··· MATERIAL PROVIDED ···

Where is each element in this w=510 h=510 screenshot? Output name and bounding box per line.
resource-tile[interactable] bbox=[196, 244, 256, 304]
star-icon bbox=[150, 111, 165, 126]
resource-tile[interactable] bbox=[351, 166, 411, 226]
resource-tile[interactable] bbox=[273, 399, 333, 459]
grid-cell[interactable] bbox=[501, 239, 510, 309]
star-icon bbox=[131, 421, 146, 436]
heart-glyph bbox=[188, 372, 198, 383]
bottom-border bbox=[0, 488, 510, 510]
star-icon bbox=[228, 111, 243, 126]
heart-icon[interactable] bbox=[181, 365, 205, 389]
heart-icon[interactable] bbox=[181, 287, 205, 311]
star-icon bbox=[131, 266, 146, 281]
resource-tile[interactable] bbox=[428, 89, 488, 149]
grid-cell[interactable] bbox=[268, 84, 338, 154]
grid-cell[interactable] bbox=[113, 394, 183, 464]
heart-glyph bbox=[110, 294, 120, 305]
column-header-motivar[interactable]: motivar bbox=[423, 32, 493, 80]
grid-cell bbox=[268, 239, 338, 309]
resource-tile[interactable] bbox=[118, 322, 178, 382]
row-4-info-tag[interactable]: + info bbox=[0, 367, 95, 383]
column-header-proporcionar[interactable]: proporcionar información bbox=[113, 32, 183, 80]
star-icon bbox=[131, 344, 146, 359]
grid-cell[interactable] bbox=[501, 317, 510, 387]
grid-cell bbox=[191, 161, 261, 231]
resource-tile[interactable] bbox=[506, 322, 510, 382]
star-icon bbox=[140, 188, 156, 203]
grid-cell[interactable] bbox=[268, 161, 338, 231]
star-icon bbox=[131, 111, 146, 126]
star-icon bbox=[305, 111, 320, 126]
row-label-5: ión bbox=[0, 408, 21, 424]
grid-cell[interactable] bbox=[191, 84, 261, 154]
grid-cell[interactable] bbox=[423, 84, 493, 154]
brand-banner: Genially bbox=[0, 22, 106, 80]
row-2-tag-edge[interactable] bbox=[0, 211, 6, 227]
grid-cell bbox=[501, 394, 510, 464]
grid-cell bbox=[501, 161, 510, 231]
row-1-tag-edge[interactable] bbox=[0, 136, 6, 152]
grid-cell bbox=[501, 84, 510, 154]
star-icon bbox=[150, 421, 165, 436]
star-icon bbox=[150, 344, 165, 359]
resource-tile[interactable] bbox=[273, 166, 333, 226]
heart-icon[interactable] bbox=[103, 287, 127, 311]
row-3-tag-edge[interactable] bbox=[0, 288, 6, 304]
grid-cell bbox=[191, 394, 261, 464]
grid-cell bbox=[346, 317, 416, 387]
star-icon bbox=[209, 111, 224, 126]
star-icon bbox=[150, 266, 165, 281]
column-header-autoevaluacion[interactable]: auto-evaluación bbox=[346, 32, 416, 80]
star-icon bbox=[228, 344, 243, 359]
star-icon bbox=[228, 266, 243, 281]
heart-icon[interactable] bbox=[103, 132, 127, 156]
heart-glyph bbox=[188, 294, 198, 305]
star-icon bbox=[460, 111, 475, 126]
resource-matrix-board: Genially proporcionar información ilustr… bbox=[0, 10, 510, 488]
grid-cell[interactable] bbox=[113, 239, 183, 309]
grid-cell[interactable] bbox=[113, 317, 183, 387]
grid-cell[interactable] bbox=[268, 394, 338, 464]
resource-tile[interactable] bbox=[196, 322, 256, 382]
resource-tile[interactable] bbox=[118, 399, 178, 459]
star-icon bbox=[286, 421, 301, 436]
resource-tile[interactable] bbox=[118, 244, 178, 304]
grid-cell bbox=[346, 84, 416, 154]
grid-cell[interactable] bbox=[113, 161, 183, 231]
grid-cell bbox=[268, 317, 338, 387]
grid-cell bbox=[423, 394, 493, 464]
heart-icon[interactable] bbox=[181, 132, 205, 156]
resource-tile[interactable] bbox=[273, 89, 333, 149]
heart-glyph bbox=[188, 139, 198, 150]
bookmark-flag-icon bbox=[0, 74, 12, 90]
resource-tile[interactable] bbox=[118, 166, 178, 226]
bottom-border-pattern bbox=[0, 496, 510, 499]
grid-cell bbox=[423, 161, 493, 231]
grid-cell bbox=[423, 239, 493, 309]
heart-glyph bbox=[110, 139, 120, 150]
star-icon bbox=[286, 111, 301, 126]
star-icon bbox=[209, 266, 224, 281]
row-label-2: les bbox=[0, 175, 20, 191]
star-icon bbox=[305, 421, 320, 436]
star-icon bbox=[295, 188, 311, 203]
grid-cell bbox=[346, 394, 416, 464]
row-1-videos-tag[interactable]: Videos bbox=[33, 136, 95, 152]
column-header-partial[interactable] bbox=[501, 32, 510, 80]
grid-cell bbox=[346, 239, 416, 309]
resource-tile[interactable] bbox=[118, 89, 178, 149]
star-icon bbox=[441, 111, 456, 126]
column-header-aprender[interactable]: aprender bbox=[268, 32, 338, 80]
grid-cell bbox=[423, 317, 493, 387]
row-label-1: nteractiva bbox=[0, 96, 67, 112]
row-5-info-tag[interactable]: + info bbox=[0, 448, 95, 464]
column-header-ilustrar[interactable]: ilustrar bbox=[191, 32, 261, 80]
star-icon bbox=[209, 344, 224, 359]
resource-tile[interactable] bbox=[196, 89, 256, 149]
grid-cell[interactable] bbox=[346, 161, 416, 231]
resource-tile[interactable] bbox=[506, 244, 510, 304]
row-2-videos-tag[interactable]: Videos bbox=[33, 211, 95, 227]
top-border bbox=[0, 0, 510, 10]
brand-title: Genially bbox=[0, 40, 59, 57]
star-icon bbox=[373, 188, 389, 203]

···

- WRITTEN PROBLEM: Reproduce every line of the records above verbatim.

- ANSWER:
Where is each element in this w=510 h=510 screenshot? Output name and bounding box per line.
resource-tile[interactable] bbox=[196, 244, 256, 304]
star-icon bbox=[150, 111, 165, 126]
resource-tile[interactable] bbox=[351, 166, 411, 226]
resource-tile[interactable] bbox=[273, 399, 333, 459]
grid-cell[interactable] bbox=[501, 239, 510, 309]
star-icon bbox=[131, 421, 146, 436]
heart-glyph bbox=[188, 372, 198, 383]
bottom-border bbox=[0, 488, 510, 510]
star-icon bbox=[228, 111, 243, 126]
heart-icon[interactable] bbox=[181, 365, 205, 389]
heart-icon[interactable] bbox=[181, 287, 205, 311]
star-icon bbox=[131, 266, 146, 281]
resource-tile[interactable] bbox=[428, 89, 488, 149]
grid-cell[interactable] bbox=[268, 84, 338, 154]
grid-cell[interactable] bbox=[113, 394, 183, 464]
heart-glyph bbox=[110, 294, 120, 305]
column-header-motivar[interactable]: motivar bbox=[423, 32, 493, 80]
grid-cell bbox=[268, 239, 338, 309]
resource-tile[interactable] bbox=[118, 322, 178, 382]
row-4-info-tag[interactable]: + info bbox=[0, 367, 95, 383]
column-header-proporcionar[interactable]: proporcionar información bbox=[113, 32, 183, 80]
star-icon bbox=[131, 344, 146, 359]
grid-cell[interactable] bbox=[501, 317, 510, 387]
grid-cell bbox=[191, 161, 261, 231]
resource-tile[interactable] bbox=[506, 322, 510, 382]
star-icon bbox=[140, 188, 156, 203]
grid-cell[interactable] bbox=[268, 161, 338, 231]
star-icon bbox=[131, 111, 146, 126]
star-icon bbox=[305, 111, 320, 126]
row-label-5: ión bbox=[0, 408, 21, 424]
grid-cell[interactable] bbox=[191, 84, 261, 154]
grid-cell[interactable] bbox=[423, 84, 493, 154]
brand-banner: Genially bbox=[0, 22, 106, 80]
row-2-tag-edge[interactable] bbox=[0, 211, 6, 227]
grid-cell bbox=[501, 394, 510, 464]
grid-cell bbox=[501, 161, 510, 231]
row-1-tag-edge[interactable] bbox=[0, 136, 6, 152]
grid-cell bbox=[501, 84, 510, 154]
star-icon bbox=[150, 421, 165, 436]
star-icon bbox=[150, 344, 165, 359]
resource-tile[interactable] bbox=[273, 166, 333, 226]
heart-icon[interactable] bbox=[103, 287, 127, 311]
row-3-tag-edge[interactable] bbox=[0, 288, 6, 304]
grid-cell bbox=[191, 394, 261, 464]
grid-cell bbox=[346, 317, 416, 387]
star-icon bbox=[209, 111, 224, 126]
star-icon bbox=[150, 266, 165, 281]
column-header-autoevaluacion[interactable]: auto-evaluación bbox=[346, 32, 416, 80]
star-icon bbox=[228, 344, 243, 359]
star-icon bbox=[228, 266, 243, 281]
heart-icon[interactable] bbox=[103, 132, 127, 156]
heart-glyph bbox=[188, 294, 198, 305]
star-icon bbox=[460, 111, 475, 126]
resource-matrix-board: Genially proporcionar información ilustr… bbox=[0, 10, 510, 488]
grid-cell[interactable] bbox=[113, 239, 183, 309]
grid-cell[interactable] bbox=[113, 317, 183, 387]
grid-cell[interactable] bbox=[268, 394, 338, 464]
resource-tile[interactable] bbox=[196, 322, 256, 382]
resource-tile[interactable] bbox=[118, 399, 178, 459]
star-icon bbox=[286, 421, 301, 436]
resource-tile[interactable] bbox=[118, 244, 178, 304]
grid-cell bbox=[346, 84, 416, 154]
grid-cell[interactable] bbox=[113, 161, 183, 231]
grid-cell bbox=[268, 317, 338, 387]
grid-cell bbox=[423, 394, 493, 464]
heart-icon[interactable] bbox=[181, 132, 205, 156]
resource-tile[interactable] bbox=[273, 89, 333, 149]
heart-glyph bbox=[188, 139, 198, 150]
bookmark-flag-icon bbox=[0, 74, 12, 90]
resource-tile[interactable] bbox=[118, 166, 178, 226]
bottom-border-pattern bbox=[0, 496, 510, 499]
grid-cell bbox=[423, 161, 493, 231]
grid-cell bbox=[423, 239, 493, 309]
heart-glyph bbox=[110, 139, 120, 150]
star-icon bbox=[286, 111, 301, 126]
star-icon bbox=[209, 266, 224, 281]
row-label-2: les bbox=[0, 175, 20, 191]
star-icon bbox=[305, 421, 320, 436]
star-icon bbox=[295, 188, 311, 203]
grid-cell bbox=[346, 394, 416, 464]
row-1-videos-tag[interactable]: Videos bbox=[33, 136, 95, 152]
column-header-partial[interactable] bbox=[501, 32, 510, 80]
grid-cell bbox=[346, 239, 416, 309]
resource-tile[interactable] bbox=[118, 89, 178, 149]
star-icon bbox=[441, 111, 456, 126]
column-header-aprender[interactable]: aprender bbox=[268, 32, 338, 80]
grid-cell bbox=[423, 317, 493, 387]
row-label-1: nteractiva bbox=[0, 96, 67, 112]
row-5-info-tag[interactable]: + info bbox=[0, 448, 95, 464]
column-header-ilustrar[interactable]: ilustrar bbox=[191, 32, 261, 80]
star-icon bbox=[209, 344, 224, 359]
resource-tile[interactable] bbox=[196, 89, 256, 149]
grid-cell[interactable] bbox=[346, 161, 416, 231]
resource-tile[interactable] bbox=[506, 244, 510, 304]
row-2-videos-tag[interactable]: Videos bbox=[33, 211, 95, 227]
top-border bbox=[0, 0, 510, 10]
brand-title: Genially bbox=[0, 40, 59, 57]
star-icon bbox=[373, 188, 389, 203]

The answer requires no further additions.